* **Records for this task**:
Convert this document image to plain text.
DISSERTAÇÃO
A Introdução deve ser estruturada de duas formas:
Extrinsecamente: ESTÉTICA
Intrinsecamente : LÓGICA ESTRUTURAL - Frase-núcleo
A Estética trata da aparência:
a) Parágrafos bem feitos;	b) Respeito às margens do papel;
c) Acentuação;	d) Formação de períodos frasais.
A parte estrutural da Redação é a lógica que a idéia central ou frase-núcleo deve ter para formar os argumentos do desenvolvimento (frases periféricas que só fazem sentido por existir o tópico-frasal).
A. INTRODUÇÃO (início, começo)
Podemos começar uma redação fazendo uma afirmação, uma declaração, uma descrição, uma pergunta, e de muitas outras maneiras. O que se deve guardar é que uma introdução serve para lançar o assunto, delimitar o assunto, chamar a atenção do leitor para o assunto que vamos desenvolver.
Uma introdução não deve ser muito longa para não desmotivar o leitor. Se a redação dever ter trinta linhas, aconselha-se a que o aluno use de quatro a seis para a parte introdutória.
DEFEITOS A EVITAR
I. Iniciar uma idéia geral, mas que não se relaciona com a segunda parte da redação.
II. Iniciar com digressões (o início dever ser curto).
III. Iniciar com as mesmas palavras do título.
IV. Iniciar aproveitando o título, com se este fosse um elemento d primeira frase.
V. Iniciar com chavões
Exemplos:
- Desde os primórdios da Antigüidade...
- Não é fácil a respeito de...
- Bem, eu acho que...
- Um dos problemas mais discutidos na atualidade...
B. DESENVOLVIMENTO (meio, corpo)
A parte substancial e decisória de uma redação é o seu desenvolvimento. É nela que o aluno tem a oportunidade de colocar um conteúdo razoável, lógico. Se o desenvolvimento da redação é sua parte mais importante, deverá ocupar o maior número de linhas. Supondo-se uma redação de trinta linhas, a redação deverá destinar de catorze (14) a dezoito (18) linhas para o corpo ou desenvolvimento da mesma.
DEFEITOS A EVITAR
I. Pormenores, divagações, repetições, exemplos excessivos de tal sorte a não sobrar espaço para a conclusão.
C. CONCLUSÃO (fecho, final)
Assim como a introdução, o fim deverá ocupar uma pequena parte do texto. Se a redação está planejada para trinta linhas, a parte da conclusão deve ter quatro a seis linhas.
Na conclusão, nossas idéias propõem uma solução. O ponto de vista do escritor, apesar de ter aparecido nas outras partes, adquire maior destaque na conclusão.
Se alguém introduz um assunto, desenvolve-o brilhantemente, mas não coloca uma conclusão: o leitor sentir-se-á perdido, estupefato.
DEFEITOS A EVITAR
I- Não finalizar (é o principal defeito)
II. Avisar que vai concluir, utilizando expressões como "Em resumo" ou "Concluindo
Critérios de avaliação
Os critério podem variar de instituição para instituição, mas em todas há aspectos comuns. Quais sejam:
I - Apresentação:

* **Exercise**: Output all of the data above without any alteration.

* **Exercise solution**:
Convert this document image to plain text.
DISSERTAÇÃO
A Introdução deve ser estruturada de duas formas:
Extrinsecamente: ESTÉTICA
Intrinsecamente : LÓGICA ESTRUTURAL - Frase-núcleo
A Estética trata da aparência:
a) Parágrafos bem feitos;	b) Respeito às margens do papel;
c) Acentuação;	d) Formação de períodos frasais.
A parte estrutural da Redação é a lógica que a idéia central ou frase-núcleo deve ter para formar os argumentos do desenvolvimento (frases periféricas que só fazem sentido por existir o tópico-frasal).
A. INTRODUÇÃO (início, começo)
Podemos começar uma redação fazendo uma afirmação, uma declaração, uma descrição, uma pergunta, e de muitas outras maneiras. O que se deve guardar é que uma introdução serve para lançar o assunto, delimitar o assunto, chamar a atenção do leitor para o assunto que vamos desenvolver.
Uma introdução não deve ser muito longa para não desmotivar o leitor. Se a redação dever ter trinta linhas, aconselha-se a que o aluno use de quatro a seis para a parte introdutória.
DEFEITOS A EVITAR
I. Iniciar uma idéia geral, mas que não se relaciona com a segunda parte da redação.
II. Iniciar com digressões (o início dever ser curto).
III. Iniciar com as mesmas palavras do título.
IV. Iniciar aproveitando o título, com se este fosse um elemento d primeira frase.
V. Iniciar com chavões
Exemplos:
- Desde os primórdios da Antigüidade...
- Não é fácil a respeito de...
- Bem, eu acho que...
- Um dos problemas mais discutidos na atualidade...
B. DESENVOLVIMENTO (meio, corpo)
A parte substancial e decisória de uma redação é o seu desenvolvimento. É nela que o aluno tem a oportunidade de colocar um conteúdo razoável, lógico. Se o desenvolvimento da redação é sua parte mais importante, deverá ocupar o maior número de linhas. Supondo-se uma redação de trinta linhas, a redação deverá destinar de catorze (14) a dezoito (18) linhas para o corpo ou desenvolvimento da mesma.
DEFEITOS A EVITAR
I. Pormenores, divagações, repetições, exemplos excessivos de tal sorte a não sobrar espaço para a conclusão.
C. CONCLUSÃO (fecho, final)
Assim como a introdução, o fim deverá ocupar uma pequena parte do texto. Se a redação está planejada para trinta linhas, a parte da conclusão deve ter quatro a seis linhas.
Na conclusão, nossas idéias propõem uma solução. O ponto de vista do escritor, apesar de ter aparecido nas outras partes, adquire maior destaque na conclusão.
Se alguém introduz um assunto, desenvolve-o brilhantemente, mas não coloca uma conclusão: o leitor sentir-se-á perdido, estupefato.
DEFEITOS A EVITAR
I- Não finalizar (é o principal defeito)
II. Avisar que vai concluir, utilizando expressões como "Em resumo" ou "Concluindo
Critérios de avaliação
Os critério podem variar de instituição para instituição, mas em todas há aspectos comuns. Quais sejam:
I - Apresentação:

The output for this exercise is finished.